Format the lines below as a JSON list of strings, with one string per line and any blank lines omitted.

--- START GIVEN DATA ---

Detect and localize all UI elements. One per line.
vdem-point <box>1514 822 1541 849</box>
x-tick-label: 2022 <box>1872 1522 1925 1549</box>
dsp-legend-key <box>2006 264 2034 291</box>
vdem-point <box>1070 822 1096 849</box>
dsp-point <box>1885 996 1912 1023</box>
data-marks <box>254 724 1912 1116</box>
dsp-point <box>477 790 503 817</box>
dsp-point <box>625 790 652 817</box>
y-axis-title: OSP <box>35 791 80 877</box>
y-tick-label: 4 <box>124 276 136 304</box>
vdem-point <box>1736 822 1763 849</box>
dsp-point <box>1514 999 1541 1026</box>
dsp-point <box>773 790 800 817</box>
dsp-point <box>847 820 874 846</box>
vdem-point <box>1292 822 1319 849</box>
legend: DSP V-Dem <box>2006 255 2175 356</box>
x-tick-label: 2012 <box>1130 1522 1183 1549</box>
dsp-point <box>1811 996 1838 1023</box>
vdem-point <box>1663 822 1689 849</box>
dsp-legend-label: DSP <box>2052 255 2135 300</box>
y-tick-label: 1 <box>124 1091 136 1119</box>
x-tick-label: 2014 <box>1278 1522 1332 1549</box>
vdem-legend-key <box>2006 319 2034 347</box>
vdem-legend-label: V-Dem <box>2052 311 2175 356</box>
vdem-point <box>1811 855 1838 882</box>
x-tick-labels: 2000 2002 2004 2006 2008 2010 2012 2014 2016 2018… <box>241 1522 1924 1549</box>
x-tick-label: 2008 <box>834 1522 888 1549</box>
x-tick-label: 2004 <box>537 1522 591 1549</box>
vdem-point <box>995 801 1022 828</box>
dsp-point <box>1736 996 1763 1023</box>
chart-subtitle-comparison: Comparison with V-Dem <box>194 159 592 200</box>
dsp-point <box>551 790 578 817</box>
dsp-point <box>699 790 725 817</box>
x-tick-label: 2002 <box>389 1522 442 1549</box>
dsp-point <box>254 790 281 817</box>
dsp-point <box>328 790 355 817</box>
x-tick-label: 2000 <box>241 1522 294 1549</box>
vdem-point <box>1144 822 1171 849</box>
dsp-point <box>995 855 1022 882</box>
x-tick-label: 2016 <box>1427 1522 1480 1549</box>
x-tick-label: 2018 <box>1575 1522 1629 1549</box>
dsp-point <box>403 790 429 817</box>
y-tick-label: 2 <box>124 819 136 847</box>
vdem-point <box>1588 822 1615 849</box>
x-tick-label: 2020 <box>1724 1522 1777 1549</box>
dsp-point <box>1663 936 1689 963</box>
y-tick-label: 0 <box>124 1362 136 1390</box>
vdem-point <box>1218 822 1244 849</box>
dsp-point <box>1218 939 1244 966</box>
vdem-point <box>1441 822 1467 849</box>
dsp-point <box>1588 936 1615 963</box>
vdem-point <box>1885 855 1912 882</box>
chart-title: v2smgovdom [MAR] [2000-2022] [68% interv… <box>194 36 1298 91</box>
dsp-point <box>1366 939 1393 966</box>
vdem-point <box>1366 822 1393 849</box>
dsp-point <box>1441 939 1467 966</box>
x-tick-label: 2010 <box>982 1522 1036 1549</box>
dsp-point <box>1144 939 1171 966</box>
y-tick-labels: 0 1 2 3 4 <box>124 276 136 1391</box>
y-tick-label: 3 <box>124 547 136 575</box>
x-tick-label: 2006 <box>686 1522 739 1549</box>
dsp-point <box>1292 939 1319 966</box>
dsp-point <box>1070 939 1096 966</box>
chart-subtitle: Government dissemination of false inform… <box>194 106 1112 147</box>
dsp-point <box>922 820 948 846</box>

--- END GIVEN DATA ---

CORRECT RESULT =>
[
  "Detect and localize all UI elements. One per line.",
  "vdem-point <box>1514 822 1541 849</box>",
  "x-tick-label: 2022 <box>1872 1522 1925 1549</box>",
  "dsp-legend-key <box>2006 264 2034 291</box>",
  "vdem-point <box>1070 822 1096 849</box>",
  "dsp-point <box>1885 996 1912 1023</box>",
  "data-marks <box>254 724 1912 1116</box>",
  "dsp-point <box>477 790 503 817</box>",
  "dsp-point <box>625 790 652 817</box>",
  "y-axis-title: OSP <box>35 791 80 877</box>",
  "y-tick-label: 4 <box>124 276 136 304</box>",
  "vdem-point <box>1736 822 1763 849</box>",
  "dsp-point <box>1514 999 1541 1026</box>",
  "dsp-point <box>773 790 800 817</box>",
  "dsp-point <box>847 820 874 846</box>",
  "vdem-point <box>1292 822 1319 849</box>",
  "legend: DSP V-Dem <box>2006 255 2175 356</box>",
  "x-tick-label: 2012 <box>1130 1522 1183 1549</box>",
  "dsp-point <box>1811 996 1838 1023</box>",
  "vdem-point <box>1663 822 1689 849</box>",
  "dsp-legend-label: DSP <box>2052 255 2135 300</box>",
  "y-tick-label: 1 <box>124 1091 136 1119</box>",
  "x-tick-label: 2014 <box>1278 1522 1332 1549</box>",
  "vdem-legend-key <box>2006 319 2034 347</box>",
  "vdem-legend-label: V-Dem <box>2052 311 2175 356</box>",
  "vdem-point <box>1811 855 1838 882</box>",
  "x-tick-labels: 2000 2002 2004 2006 2008 2010 2012 2014 2016 2018… <box>241 1522 1924 1549</box>",
  "x-tick-label: 2008 <box>834 1522 888 1549</box>",
  "x-tick-label: 2004 <box>537 1522 591 1549</box>",
  "vdem-point <box>995 801 1022 828</box>",
  "dsp-point <box>1736 996 1763 1023</box>",
  "chart-subtitle-comparison: Comparison with V-Dem <box>194 159 592 200</box>",
  "dsp-point <box>551 790 578 817</box>",
  "dsp-point <box>699 790 725 817</box>",
  "x-tick-label: 2002 <box>389 1522 442 1549</box>",
  "dsp-point <box>254 790 281 817</box>",
  "dsp-point <box>328 790 355 817</box>",
  "x-tick-label: 2000 <box>241 1522 294 1549</box>",
  "vdem-point <box>1144 822 1171 849</box>",
  "dsp-point <box>995 855 1022 882</box>",
  "x-tick-label: 2016 <box>1427 1522 1480 1549</box>",
  "x-tick-label: 2018 <box>1575 1522 1629 1549</box>",
  "dsp-point <box>403 790 429 817</box>",
  "y-tick-label: 2 <box>124 819 136 847</box>",
  "vdem-point <box>1588 822 1615 849</box>",
  "x-tick-label: 2020 <box>1724 1522 1777 1549</box>",
  "dsp-point <box>1663 936 1689 963</box>",
  "y-tick-label: 0 <box>124 1362 136 1390</box>",
  "vdem-point <box>1218 822 1244 849</box>",
  "dsp-point <box>1218 939 1244 966</box>",
  "vdem-point <box>1441 822 1467 849</box>",
  "dsp-point <box>1588 936 1615 963</box>",
  "vdem-point <box>1885 855 1912 882</box>",
  "chart-title: v2smgovdom [MAR] [2000-2022] [68% interv… <box>194 36 1298 91</box>",
  "dsp-point <box>1366 939 1393 966</box>",
  "vdem-point <box>1366 822 1393 849</box>",
  "dsp-point <box>1441 939 1467 966</box>",
  "x-tick-label: 2010 <box>982 1522 1036 1549</box>",
  "dsp-point <box>1144 939 1171 966</box>",
  "y-tick-labels: 0 1 2 3 4 <box>124 276 136 1391</box>",
  "y-tick-label: 3 <box>124 547 136 575</box>",
  "x-tick-label: 2006 <box>686 1522 739 1549</box>",
  "dsp-point <box>1292 939 1319 966</box>",
  "dsp-point <box>1070 939 1096 966</box>",
  "chart-subtitle: Government dissemination of false inform… <box>194 106 1112 147</box>",
  "dsp-point <box>922 820 948 846</box>"
]